§ **YOUR TASK**:
Present every line of the material as a Markdown table with two columns, No. and Entry, numbering each row and leaving out any blank lines.

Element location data
=-=-=-=-=

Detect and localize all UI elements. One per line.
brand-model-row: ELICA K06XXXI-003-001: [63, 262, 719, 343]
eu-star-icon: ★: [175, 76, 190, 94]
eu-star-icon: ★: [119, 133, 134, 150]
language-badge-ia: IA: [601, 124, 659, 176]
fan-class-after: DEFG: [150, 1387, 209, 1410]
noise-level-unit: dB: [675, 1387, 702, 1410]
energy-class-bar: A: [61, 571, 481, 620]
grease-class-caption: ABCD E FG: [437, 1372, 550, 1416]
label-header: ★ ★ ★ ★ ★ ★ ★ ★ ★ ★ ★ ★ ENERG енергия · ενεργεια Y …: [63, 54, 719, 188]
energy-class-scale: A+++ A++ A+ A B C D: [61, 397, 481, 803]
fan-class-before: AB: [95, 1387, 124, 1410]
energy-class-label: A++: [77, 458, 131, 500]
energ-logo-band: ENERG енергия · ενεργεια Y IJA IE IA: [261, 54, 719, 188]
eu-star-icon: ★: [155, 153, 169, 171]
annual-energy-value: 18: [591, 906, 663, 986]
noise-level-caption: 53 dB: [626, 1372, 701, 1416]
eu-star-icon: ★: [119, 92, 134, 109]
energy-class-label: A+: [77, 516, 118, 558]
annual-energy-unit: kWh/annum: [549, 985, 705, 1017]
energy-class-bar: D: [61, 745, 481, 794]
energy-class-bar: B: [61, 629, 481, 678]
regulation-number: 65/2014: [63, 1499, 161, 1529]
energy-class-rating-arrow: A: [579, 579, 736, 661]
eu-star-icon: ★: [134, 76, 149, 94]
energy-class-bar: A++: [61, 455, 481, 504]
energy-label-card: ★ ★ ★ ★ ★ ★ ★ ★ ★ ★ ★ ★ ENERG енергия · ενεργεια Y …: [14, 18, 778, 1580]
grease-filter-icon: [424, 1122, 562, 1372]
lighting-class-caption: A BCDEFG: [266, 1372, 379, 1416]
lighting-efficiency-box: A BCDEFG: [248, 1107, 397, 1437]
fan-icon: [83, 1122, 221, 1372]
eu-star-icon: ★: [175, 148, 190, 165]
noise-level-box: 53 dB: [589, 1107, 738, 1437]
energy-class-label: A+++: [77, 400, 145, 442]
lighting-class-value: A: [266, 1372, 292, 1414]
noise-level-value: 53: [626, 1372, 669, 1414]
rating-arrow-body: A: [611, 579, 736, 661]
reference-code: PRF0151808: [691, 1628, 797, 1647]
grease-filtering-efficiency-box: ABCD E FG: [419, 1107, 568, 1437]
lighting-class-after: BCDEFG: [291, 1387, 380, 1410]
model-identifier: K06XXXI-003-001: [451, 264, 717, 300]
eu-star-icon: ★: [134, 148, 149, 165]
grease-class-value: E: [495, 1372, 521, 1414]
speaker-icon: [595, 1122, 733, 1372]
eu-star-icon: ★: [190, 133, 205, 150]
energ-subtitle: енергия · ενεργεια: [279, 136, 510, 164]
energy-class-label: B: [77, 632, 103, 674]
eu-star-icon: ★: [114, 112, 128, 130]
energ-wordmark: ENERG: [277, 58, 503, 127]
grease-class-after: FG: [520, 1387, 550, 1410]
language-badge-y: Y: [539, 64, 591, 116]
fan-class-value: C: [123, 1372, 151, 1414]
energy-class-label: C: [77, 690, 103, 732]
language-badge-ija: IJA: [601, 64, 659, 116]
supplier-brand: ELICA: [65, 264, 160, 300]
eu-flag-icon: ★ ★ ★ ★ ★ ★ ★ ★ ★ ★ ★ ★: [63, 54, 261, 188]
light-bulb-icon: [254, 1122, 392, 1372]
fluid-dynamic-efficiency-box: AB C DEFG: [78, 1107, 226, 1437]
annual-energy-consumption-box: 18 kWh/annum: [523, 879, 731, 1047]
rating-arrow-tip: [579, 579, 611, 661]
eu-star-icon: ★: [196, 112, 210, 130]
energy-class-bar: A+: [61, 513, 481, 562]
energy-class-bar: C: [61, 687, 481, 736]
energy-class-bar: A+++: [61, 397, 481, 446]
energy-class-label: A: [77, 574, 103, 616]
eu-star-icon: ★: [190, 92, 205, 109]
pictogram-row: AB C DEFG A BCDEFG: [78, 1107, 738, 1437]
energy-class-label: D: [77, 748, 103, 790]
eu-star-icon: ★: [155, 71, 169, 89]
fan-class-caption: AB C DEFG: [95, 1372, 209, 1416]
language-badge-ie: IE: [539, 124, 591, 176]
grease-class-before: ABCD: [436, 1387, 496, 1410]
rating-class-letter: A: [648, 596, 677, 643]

=-=-=-=-=

§ **WRITTEN ANSWER**:
| No. | Entry |
|---|---|
| 1 | Detect and localize all UI elements. One per line. |
| 2 | brand-model-row: ELICA K06XXXI-003-001: [63, 262, 719, 343] |
| 3 | eu-star-icon: ★: [175, 76, 190, 94] |
| 4 | eu-star-icon: ★: [119, 133, 134, 150] |
| 5 | language-badge-ia: IA: [601, 124, 659, 176] |
| 6 | fan-class-after: DEFG: [150, 1387, 209, 1410] |
| 7 | noise-level-unit: dB: [675, 1387, 702, 1410] |
| 8 | energy-class-bar: A: [61, 571, 481, 620] |
| 9 | grease-class-caption: ABCD E FG: [437, 1372, 550, 1416] |
| 10 | label-header: ★ ★ ★ ★ ★ ★ ★ ★ ★ ★ ★ ★ ENERG енергия · ενεργεια Y …: [63, 54, 719, 188] |
| 11 | energy-class-scale: A+++ A++ A+ A B C D: [61, 397, 481, 803] |
| 12 | fan-class-before: AB: [95, 1387, 124, 1410] |
| 13 | energy-class-label: A++: [77, 458, 131, 500] |
| 14 | energ-logo-band: ENERG енергия · ενεργεια Y IJA IE IA: [261, 54, 719, 188] |
| 15 | eu-star-icon: ★: [155, 153, 169, 171] |
| 16 | annual-energy-value: 18: [591, 906, 663, 986] |
| 17 | noise-level-caption: 53 dB: [626, 1372, 701, 1416] |
| 18 | eu-star-icon: ★: [119, 92, 134, 109] |
| 19 | energy-class-label: A+: [77, 516, 118, 558] |
| 20 | annual-energy-unit: kWh/annum: [549, 985, 705, 1017] |
| 21 | energy-class-bar: D: [61, 745, 481, 794] |
| 22 | energy-class-bar: B: [61, 629, 481, 678] |
| 23 | regulation-number: 65/2014: [63, 1499, 161, 1529] |
| 24 | energy-class-rating-arrow: A: [579, 579, 736, 661] |
| 25 | eu-star-icon: ★: [134, 76, 149, 94] |
| 26 | energy-class-bar: A++: [61, 455, 481, 504] |
| 27 | energy-label-card: ★ ★ ★ ★ ★ ★ ★ ★ ★ ★ ★ ★ ENERG енергия · ενεργεια Y …: [14, 18, 778, 1580] |
| 28 | grease-filter-icon: [424, 1122, 562, 1372] |
| 29 | lighting-class-caption: A BCDEFG: [266, 1372, 379, 1416] |
| 30 | lighting-efficiency-box: A BCDEFG: [248, 1107, 397, 1437] |
| 31 | fan-icon: [83, 1122, 221, 1372] |
| 32 | eu-star-icon: ★: [175, 148, 190, 165] |
| 33 | noise-level-box: 53 dB: [589, 1107, 738, 1437] |
| 34 | energy-class-label: A+++: [77, 400, 145, 442] |
| 35 | lighting-class-value: A: [266, 1372, 292, 1414] |
| 36 | noise-level-value: 53: [626, 1372, 669, 1414] |
| 37 | rating-arrow-body: A: [611, 579, 736, 661] |
| 38 | reference-code: PRF0151808: [691, 1628, 797, 1647] |
| 39 | grease-filtering-efficiency-box: ABCD E FG: [419, 1107, 568, 1437] |
| 40 | lighting-class-after: BCDEFG: [291, 1387, 380, 1410] |
| 41 | model-identifier: K06XXXI-003-001: [451, 264, 717, 300] |
| 42 | eu-star-icon: ★: [134, 148, 149, 165] |
| 43 | grease-class-value: E: [495, 1372, 521, 1414] |
| 44 | speaker-icon: [595, 1122, 733, 1372] |
| 45 | eu-star-icon: ★: [190, 133, 205, 150] |
| 46 | energ-subtitle: енергия · ενεργεια: [279, 136, 510, 164] |
| 47 | energy-class-label: B: [77, 632, 103, 674] |
| 48 | eu-star-icon: ★: [114, 112, 128, 130] |
| 49 | energ-wordmark: ENERG: [277, 58, 503, 127] |
| 50 | grease-class-after: FG: [520, 1387, 550, 1410] |
| 51 | language-badge-y: Y: [539, 64, 591, 116] |
| 52 | fan-class-value: C: [123, 1372, 151, 1414] |
| 53 | energy-class-label: C: [77, 690, 103, 732] |
| 54 | language-badge-ija: IJA: [601, 64, 659, 116] |
| 55 | supplier-brand: ELICA: [65, 264, 160, 300] |
| 56 | eu-flag-icon: ★ ★ ★ ★ ★ ★ ★ ★ ★ ★ ★ ★: [63, 54, 261, 188] |
| 57 | light-bulb-icon: [254, 1122, 392, 1372] |
| 58 | fluid-dynamic-efficiency-box: AB C DEFG: [78, 1107, 226, 1437] |
| 59 | annual-energy-consumption-box: 18 kWh/annum: [523, 879, 731, 1047] |
| 60 | rating-arrow-tip: [579, 579, 611, 661] |
| 61 | eu-star-icon: ★: [196, 112, 210, 130] |
| 62 | energy-class-bar: A+: [61, 513, 481, 562] |
| 63 | energy-class-bar: C: [61, 687, 481, 736] |
| 64 | energy-class-bar: A+++: [61, 397, 481, 446] |
| 65 | energy-class-label: A: [77, 574, 103, 616] |
| 66 | eu-star-icon: ★: [190, 92, 205, 109] |
| 67 | pictogram-row: AB C DEFG A BCDEFG: [78, 1107, 738, 1437] |
| 68 | energy-class-label: D: [77, 748, 103, 790] |
| 69 | eu-star-icon: ★: [155, 71, 169, 89] |
| 70 | fan-class-caption: AB C DEFG: [95, 1372, 209, 1416] |
| 71 | language-badge-ie: IE: [539, 124, 591, 176] |
| 72 | grease-class-before: ABCD: [436, 1387, 496, 1410] |
| 73 | rating-class-letter: A: [648, 596, 677, 643] |